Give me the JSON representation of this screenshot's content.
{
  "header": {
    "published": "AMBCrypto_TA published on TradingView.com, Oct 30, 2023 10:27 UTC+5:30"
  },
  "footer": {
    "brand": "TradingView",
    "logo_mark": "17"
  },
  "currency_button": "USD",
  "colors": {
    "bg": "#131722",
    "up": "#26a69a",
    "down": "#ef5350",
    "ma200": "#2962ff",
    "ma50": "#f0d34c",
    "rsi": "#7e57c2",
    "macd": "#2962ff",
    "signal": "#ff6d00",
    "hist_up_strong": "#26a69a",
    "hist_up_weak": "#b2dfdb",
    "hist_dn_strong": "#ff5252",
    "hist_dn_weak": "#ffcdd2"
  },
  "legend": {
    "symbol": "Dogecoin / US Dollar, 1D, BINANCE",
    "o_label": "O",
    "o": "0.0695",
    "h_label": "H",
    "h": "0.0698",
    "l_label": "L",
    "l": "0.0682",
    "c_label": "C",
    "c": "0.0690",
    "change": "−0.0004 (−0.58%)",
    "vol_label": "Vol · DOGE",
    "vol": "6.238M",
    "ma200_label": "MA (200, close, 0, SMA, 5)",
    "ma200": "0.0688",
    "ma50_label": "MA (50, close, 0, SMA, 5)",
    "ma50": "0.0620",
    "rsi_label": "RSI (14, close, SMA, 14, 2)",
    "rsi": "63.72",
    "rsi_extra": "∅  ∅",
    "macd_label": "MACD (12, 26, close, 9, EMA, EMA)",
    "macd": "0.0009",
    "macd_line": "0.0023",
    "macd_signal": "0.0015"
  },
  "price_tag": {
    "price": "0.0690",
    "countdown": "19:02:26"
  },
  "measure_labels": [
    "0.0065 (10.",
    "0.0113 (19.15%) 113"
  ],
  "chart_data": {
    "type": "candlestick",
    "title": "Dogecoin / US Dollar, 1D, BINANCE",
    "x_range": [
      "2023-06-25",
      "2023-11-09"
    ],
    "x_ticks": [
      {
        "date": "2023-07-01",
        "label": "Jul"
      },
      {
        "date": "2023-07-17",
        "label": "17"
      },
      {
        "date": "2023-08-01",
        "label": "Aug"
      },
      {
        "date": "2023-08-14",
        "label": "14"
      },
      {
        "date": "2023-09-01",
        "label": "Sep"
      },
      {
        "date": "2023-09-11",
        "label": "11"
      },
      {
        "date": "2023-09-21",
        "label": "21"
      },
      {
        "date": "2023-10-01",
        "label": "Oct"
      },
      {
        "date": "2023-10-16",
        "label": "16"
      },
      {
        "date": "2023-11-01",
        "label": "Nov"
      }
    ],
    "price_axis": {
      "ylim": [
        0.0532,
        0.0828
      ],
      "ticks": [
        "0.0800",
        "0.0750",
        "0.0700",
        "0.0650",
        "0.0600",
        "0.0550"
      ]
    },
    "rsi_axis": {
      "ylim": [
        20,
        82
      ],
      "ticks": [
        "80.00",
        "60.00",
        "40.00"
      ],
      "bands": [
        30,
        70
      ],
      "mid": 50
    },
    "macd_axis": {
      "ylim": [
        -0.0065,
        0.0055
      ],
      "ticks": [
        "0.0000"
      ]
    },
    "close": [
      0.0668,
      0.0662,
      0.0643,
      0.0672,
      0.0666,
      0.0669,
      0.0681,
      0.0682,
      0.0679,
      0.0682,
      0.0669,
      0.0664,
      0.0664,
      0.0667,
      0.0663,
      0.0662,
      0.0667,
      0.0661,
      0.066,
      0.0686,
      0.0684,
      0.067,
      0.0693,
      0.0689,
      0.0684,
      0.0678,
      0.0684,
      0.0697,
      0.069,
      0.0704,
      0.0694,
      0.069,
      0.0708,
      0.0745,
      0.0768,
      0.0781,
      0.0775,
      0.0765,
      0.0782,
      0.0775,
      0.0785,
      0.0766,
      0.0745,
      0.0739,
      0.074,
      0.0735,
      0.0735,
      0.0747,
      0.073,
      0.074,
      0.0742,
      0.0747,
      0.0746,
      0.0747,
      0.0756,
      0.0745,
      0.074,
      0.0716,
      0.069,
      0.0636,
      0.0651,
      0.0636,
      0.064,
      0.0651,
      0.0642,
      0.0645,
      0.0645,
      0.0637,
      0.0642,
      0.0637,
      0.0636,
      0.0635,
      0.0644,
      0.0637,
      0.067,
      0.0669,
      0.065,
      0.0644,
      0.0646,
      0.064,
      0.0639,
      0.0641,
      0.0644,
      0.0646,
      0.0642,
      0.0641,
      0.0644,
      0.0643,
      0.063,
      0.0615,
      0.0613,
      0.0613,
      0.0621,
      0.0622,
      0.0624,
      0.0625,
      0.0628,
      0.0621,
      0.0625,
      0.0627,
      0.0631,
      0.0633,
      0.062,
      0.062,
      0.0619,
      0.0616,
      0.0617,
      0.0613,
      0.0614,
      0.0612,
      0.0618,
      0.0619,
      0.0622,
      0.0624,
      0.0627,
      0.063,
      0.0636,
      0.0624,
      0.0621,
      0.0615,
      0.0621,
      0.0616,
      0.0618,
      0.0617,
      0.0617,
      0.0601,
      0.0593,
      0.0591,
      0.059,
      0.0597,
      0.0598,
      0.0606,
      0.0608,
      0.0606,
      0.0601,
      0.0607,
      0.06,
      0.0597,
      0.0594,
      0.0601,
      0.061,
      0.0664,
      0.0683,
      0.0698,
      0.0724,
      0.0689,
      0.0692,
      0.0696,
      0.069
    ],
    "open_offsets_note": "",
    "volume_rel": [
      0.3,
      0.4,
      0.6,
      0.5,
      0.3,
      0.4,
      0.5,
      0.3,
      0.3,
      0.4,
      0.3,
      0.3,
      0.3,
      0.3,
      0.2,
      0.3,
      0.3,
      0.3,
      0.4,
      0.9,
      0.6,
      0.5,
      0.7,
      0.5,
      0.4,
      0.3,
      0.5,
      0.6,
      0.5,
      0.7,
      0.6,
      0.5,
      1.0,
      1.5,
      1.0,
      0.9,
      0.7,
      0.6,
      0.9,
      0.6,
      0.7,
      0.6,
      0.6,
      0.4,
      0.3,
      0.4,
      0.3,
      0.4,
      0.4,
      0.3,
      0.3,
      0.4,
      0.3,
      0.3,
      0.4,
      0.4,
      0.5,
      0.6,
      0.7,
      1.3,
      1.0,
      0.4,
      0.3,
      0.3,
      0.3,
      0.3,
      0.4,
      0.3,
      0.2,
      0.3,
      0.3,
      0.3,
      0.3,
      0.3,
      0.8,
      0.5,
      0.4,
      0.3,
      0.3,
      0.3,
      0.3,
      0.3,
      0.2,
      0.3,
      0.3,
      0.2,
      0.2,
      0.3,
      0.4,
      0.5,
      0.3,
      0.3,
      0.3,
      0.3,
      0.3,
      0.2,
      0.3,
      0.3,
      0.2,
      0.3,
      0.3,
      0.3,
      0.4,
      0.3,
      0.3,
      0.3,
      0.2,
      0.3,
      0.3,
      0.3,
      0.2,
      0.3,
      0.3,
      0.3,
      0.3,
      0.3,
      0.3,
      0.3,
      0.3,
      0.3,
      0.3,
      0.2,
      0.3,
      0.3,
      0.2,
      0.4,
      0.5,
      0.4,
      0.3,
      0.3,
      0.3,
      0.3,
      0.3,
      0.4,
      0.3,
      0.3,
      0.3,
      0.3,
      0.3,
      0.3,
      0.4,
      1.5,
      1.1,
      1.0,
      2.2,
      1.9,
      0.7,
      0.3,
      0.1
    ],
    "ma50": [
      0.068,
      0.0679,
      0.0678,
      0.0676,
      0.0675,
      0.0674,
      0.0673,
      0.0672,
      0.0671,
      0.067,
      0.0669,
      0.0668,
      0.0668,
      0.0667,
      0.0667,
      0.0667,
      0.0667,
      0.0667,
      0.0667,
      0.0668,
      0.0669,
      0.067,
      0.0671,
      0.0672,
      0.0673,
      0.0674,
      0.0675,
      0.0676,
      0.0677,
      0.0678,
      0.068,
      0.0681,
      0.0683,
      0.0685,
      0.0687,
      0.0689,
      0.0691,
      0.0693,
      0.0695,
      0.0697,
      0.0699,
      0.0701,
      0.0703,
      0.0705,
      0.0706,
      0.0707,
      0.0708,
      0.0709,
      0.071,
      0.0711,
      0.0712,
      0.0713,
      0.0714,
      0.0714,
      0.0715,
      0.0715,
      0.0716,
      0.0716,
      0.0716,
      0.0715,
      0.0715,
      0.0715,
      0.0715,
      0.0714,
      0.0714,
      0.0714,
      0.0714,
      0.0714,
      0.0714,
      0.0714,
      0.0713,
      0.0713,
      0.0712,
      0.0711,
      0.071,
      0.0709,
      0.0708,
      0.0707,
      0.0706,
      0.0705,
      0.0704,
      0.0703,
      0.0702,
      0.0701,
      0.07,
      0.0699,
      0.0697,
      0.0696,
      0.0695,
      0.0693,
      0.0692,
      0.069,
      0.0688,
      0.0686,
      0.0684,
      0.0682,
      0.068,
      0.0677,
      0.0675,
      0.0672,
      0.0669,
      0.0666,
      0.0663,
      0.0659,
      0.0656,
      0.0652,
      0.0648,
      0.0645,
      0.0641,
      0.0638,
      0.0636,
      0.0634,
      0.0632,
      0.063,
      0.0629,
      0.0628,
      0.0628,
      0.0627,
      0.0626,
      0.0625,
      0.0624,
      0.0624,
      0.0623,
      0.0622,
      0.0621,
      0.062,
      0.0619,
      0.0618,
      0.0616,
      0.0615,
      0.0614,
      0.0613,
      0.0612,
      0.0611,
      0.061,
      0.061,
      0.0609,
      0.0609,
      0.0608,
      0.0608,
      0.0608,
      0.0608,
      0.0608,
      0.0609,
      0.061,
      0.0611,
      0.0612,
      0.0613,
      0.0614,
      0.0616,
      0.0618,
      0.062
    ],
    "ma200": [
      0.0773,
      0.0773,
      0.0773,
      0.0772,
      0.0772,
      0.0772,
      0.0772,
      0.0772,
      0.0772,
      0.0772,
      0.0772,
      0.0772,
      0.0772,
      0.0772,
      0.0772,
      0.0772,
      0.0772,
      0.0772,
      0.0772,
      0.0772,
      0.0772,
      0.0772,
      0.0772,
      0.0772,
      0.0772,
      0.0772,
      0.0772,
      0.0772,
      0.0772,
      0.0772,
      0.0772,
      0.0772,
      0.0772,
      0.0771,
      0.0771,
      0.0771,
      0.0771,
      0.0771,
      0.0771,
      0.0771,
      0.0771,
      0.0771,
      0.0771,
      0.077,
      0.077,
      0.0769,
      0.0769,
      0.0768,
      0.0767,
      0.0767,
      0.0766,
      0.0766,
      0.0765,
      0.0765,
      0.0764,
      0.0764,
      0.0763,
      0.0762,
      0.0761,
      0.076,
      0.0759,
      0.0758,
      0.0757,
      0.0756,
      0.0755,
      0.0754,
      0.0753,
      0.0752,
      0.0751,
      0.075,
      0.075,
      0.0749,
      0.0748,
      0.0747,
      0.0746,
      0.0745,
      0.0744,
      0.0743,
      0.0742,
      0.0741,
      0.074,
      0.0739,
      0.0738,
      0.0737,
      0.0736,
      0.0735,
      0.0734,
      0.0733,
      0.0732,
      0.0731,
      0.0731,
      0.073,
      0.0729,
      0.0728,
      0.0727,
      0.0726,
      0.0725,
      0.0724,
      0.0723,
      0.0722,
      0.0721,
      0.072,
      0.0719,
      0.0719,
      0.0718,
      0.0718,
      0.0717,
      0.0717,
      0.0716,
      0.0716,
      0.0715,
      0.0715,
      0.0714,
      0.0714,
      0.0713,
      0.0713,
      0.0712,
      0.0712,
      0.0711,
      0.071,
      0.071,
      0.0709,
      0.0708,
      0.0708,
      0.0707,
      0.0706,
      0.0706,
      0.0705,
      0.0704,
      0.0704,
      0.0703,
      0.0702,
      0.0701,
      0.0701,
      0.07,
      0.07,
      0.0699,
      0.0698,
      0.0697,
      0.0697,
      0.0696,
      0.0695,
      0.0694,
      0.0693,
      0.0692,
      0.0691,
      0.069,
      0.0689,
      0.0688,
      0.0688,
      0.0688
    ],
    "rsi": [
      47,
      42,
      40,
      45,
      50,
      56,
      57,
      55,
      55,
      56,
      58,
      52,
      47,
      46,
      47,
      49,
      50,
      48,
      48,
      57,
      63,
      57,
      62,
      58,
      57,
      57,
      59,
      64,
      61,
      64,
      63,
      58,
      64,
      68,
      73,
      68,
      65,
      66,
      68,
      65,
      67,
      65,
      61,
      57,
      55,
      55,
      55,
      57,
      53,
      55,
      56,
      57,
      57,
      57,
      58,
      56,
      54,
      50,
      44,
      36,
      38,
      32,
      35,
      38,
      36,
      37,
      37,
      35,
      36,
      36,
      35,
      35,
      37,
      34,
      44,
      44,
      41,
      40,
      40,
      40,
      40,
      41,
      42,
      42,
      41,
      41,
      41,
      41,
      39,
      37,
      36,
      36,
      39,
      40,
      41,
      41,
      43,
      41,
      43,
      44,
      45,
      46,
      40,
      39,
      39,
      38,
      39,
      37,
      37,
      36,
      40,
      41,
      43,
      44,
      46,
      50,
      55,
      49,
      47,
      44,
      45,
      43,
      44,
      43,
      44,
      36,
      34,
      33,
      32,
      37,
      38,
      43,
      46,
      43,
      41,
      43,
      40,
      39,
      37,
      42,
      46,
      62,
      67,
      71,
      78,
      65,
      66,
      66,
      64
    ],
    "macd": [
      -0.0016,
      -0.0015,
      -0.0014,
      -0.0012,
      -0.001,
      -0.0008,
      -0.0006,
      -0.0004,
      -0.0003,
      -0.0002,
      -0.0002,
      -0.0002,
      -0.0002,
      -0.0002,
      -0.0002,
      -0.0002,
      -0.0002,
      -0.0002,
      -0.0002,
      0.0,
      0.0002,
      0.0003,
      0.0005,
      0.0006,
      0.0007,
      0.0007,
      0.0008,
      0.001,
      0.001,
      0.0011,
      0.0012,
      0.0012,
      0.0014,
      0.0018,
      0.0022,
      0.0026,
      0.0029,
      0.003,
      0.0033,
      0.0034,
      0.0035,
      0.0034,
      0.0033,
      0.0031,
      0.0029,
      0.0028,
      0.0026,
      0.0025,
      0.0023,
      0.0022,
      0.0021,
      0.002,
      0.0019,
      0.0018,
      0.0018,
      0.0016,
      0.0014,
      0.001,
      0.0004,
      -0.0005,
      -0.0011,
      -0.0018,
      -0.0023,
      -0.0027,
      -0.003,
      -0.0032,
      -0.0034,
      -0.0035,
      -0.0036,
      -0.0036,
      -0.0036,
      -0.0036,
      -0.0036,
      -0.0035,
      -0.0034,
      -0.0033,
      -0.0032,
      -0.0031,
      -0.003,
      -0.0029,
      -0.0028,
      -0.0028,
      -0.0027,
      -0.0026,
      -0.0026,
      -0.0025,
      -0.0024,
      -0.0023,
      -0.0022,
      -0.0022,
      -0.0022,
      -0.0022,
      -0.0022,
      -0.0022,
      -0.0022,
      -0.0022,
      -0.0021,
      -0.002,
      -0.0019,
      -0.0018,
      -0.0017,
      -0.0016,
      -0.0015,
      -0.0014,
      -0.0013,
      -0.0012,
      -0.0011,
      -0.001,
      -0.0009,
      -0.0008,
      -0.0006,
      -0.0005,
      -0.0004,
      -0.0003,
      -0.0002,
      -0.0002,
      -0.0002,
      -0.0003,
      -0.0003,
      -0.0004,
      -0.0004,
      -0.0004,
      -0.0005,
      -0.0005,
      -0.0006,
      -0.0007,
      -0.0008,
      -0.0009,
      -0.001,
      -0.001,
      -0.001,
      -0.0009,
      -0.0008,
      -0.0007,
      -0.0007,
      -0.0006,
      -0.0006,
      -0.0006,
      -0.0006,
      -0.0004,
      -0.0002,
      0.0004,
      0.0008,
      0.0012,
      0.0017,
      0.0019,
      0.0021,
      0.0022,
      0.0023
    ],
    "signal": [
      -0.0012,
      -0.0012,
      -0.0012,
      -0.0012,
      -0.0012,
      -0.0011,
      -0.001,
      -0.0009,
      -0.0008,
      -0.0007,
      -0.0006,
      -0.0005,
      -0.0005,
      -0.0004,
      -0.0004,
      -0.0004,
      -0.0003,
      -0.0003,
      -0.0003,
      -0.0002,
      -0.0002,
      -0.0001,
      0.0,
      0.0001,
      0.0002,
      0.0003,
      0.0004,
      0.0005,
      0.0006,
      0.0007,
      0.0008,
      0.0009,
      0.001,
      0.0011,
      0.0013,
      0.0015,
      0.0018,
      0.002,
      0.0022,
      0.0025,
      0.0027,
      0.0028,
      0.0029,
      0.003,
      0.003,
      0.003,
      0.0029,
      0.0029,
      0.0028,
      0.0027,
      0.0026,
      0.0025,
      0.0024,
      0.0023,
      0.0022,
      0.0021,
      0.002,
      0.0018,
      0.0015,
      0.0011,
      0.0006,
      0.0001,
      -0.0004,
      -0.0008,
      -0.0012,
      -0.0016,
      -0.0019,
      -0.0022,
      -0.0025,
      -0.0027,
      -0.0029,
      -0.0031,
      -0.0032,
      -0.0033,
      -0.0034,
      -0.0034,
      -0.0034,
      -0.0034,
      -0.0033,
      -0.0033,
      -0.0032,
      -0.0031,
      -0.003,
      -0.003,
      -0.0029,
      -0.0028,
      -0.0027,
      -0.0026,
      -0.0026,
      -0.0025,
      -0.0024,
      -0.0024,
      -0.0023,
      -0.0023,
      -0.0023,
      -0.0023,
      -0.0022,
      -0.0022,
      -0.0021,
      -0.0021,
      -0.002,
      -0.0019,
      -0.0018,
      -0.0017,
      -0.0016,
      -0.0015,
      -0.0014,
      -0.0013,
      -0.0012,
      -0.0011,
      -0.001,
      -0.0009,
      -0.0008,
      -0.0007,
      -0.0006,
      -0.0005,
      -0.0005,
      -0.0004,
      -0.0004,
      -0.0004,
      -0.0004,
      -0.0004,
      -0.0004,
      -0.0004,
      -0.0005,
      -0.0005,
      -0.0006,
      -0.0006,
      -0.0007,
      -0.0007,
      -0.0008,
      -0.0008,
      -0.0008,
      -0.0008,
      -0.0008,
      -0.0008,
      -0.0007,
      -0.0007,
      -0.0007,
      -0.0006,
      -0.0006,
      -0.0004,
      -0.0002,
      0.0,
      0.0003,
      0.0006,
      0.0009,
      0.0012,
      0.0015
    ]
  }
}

◇ ◇ ◇ ◇ ◇ ◇ ◇

Pull every line containing the word "Dollar" out of the entries above.

▶ **Result**
    "symbol": "Dogecoin / US Dollar, 1D, BINANCE",
    "title": "Dogecoin / US Dollar, 1D, BINANCE",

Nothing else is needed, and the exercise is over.